Data supplied
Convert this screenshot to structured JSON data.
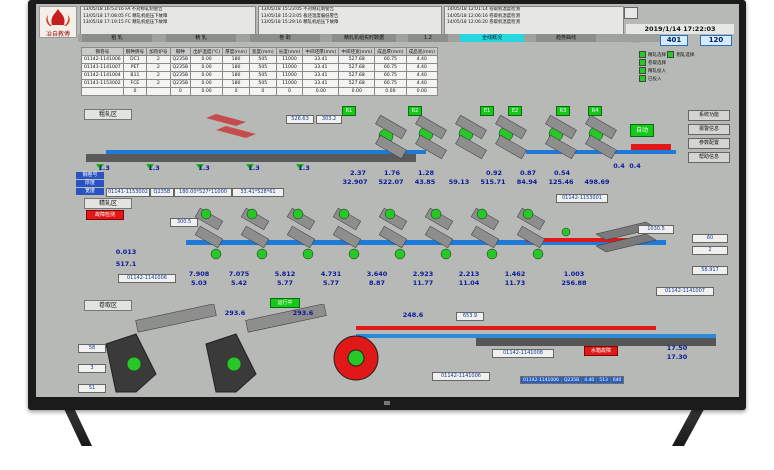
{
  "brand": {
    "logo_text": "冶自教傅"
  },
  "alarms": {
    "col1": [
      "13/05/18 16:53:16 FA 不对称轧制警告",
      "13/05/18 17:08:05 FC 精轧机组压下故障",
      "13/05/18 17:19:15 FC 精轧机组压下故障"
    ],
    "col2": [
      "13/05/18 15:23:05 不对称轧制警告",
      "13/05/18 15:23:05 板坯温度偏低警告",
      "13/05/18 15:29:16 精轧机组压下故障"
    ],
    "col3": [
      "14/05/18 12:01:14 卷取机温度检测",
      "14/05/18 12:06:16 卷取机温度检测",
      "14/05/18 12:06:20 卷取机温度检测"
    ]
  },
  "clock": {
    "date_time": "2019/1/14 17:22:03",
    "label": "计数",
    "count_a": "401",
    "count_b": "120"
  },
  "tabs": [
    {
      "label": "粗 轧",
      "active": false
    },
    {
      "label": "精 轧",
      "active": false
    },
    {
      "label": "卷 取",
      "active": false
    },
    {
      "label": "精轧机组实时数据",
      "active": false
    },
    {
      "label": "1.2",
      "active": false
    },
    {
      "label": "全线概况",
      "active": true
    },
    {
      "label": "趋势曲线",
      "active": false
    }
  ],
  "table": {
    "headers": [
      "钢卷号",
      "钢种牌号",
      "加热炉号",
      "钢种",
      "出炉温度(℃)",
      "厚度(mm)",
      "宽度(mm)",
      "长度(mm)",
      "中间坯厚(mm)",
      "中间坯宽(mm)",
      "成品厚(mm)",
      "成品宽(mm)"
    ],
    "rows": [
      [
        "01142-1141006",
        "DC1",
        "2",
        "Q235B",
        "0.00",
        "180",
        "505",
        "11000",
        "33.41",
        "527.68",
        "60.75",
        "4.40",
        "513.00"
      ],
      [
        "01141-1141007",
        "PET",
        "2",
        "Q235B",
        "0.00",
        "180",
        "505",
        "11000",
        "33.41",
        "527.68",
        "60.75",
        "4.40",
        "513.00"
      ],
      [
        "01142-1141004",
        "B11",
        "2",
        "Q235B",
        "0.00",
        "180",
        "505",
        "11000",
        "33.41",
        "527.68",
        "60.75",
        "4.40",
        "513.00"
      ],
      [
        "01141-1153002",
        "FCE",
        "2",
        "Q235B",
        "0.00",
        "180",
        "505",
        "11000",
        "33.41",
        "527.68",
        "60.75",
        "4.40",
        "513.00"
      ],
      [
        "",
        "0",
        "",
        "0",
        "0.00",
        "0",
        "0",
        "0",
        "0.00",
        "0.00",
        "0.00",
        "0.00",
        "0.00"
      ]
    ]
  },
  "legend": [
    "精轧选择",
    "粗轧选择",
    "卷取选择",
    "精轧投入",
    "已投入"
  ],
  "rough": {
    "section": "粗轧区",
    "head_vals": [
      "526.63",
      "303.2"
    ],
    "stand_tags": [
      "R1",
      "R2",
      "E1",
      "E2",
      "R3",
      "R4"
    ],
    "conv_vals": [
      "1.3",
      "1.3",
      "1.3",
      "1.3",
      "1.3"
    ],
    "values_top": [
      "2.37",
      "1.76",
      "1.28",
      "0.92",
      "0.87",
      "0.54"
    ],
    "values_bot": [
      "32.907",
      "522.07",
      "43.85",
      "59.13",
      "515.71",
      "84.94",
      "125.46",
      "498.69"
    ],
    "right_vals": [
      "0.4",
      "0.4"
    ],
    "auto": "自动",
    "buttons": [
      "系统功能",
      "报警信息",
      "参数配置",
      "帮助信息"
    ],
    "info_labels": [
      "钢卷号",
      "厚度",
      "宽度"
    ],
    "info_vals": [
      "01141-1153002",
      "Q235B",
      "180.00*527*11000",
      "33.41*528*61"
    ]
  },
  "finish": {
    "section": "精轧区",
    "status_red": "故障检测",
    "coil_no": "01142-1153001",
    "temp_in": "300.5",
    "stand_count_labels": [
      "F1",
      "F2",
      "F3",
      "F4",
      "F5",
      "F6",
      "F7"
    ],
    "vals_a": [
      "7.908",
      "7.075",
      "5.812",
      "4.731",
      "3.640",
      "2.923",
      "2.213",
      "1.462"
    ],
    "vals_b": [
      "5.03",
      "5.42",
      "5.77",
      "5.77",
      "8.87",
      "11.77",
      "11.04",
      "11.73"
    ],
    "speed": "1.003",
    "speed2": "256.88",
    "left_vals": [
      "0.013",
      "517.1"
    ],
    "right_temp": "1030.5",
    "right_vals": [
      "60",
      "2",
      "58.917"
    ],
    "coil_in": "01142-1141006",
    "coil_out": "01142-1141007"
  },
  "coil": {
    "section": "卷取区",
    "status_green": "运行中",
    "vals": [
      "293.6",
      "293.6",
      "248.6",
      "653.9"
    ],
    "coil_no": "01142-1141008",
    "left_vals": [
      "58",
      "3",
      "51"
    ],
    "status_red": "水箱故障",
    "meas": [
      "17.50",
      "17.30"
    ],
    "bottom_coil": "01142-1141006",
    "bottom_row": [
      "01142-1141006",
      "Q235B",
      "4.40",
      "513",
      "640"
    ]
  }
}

What this task involves
Copy the entries exactly. Leave out the images.

Correct response
Convert this screenshot to structured JSON data.
{
  "brand": {
    "logo_text": "冶自教傅"
  },
  "alarms": {
    "col1": [
      "13/05/18 16:53:16 FA 不对称轧制警告",
      "13/05/18 17:08:05 FC 精轧机组压下故障",
      "13/05/18 17:19:15 FC 精轧机组压下故障"
    ],
    "col2": [
      "13/05/18 15:23:05 不对称轧制警告",
      "13/05/18 15:23:05 板坯温度偏低警告",
      "13/05/18 15:29:16 精轧机组压下故障"
    ],
    "col3": [
      "14/05/18 12:01:14 卷取机温度检测",
      "14/05/18 12:06:16 卷取机温度检测",
      "14/05/18 12:06:20 卷取机温度检测"
    ]
  },
  "clock": {
    "date_time": "2019/1/14 17:22:03",
    "label": "计数",
    "count_a": "401",
    "count_b": "120"
  },
  "tabs": [
    {
      "label": "粗 轧",
      "active": false
    },
    {
      "label": "精 轧",
      "active": false
    },
    {
      "label": "卷 取",
      "active": false
    },
    {
      "label": "精轧机组实时数据",
      "active": false
    },
    {
      "label": "1.2",
      "active": false
    },
    {
      "label": "全线概况",
      "active": true
    },
    {
      "label": "趋势曲线",
      "active": false
    }
  ],
  "table": {
    "headers": [
      "钢卷号",
      "钢种牌号",
      "加热炉号",
      "钢种",
      "出炉温度(℃)",
      "厚度(mm)",
      "宽度(mm)",
      "长度(mm)",
      "中间坯厚(mm)",
      "中间坯宽(mm)",
      "成品厚(mm)",
      "成品宽(mm)"
    ],
    "rows": [
      [
        "01142-1141006",
        "DC1",
        "2",
        "Q235B",
        "0.00",
        "180",
        "505",
        "11000",
        "33.41",
        "527.68",
        "60.75",
        "4.40",
        "513.00"
      ],
      [
        "01141-1141007",
        "PET",
        "2",
        "Q235B",
        "0.00",
        "180",
        "505",
        "11000",
        "33.41",
        "527.68",
        "60.75",
        "4.40",
        "513.00"
      ],
      [
        "01142-1141004",
        "B11",
        "2",
        "Q235B",
        "0.00",
        "180",
        "505",
        "11000",
        "33.41",
        "527.68",
        "60.75",
        "4.40",
        "513.00"
      ],
      [
        "01141-1153002",
        "FCE",
        "2",
        "Q235B",
        "0.00",
        "180",
        "505",
        "11000",
        "33.41",
        "527.68",
        "60.75",
        "4.40",
        "513.00"
      ],
      [
        "",
        "0",
        "",
        "0",
        "0.00",
        "0",
        "0",
        "0",
        "0.00",
        "0.00",
        "0.00",
        "0.00",
        "0.00"
      ]
    ]
  },
  "legend": [
    "精轧选择",
    "粗轧选择",
    "卷取选择",
    "精轧投入",
    "已投入"
  ],
  "rough": {
    "section": "粗轧区",
    "head_vals": [
      "526.63",
      "303.2"
    ],
    "stand_tags": [
      "R1",
      "R2",
      "E1",
      "E2",
      "R3",
      "R4"
    ],
    "conv_vals": [
      "1.3",
      "1.3",
      "1.3",
      "1.3",
      "1.3"
    ],
    "values_top": [
      "2.37",
      "1.76",
      "1.28",
      "0.92",
      "0.87",
      "0.54"
    ],
    "values_bot": [
      "32.907",
      "522.07",
      "43.85",
      "59.13",
      "515.71",
      "84.94",
      "125.46",
      "498.69"
    ],
    "right_vals": [
      "0.4",
      "0.4"
    ],
    "auto": "自动",
    "buttons": [
      "系统功能",
      "报警信息",
      "参数配置",
      "帮助信息"
    ],
    "info_labels": [
      "钢卷号",
      "厚度",
      "宽度"
    ],
    "info_vals": [
      "01141-1153002",
      "Q235B",
      "180.00*527*11000",
      "33.41*528*61"
    ]
  },
  "finish": {
    "section": "精轧区",
    "status_red": "故障检测",
    "coil_no": "01142-1153001",
    "temp_in": "300.5",
    "stand_count_labels": [
      "F1",
      "F2",
      "F3",
      "F4",
      "F5",
      "F6",
      "F7"
    ],
    "vals_a": [
      "7.908",
      "7.075",
      "5.812",
      "4.731",
      "3.640",
      "2.923",
      "2.213",
      "1.462"
    ],
    "vals_b": [
      "5.03",
      "5.42",
      "5.77",
      "5.77",
      "8.87",
      "11.77",
      "11.04",
      "11.73"
    ],
    "speed": "1.003",
    "speed2": "256.88",
    "left_vals": [
      "0.013",
      "517.1"
    ],
    "right_temp": "1030.5",
    "right_vals": [
      "60",
      "2",
      "58.917"
    ],
    "coil_in": "01142-1141006",
    "coil_out": "01142-1141007"
  },
  "coil": {
    "section": "卷取区",
    "status_green": "运行中",
    "vals": [
      "293.6",
      "293.6",
      "248.6",
      "653.9"
    ],
    "coil_no": "01142-1141008",
    "left_vals": [
      "58",
      "3",
      "51"
    ],
    "status_red": "水箱故障",
    "meas": [
      "17.50",
      "17.30"
    ],
    "bottom_coil": "01142-1141006",
    "bottom_row": [
      "01142-1141006",
      "Q235B",
      "4.40",
      "513",
      "640"
    ]
  }
}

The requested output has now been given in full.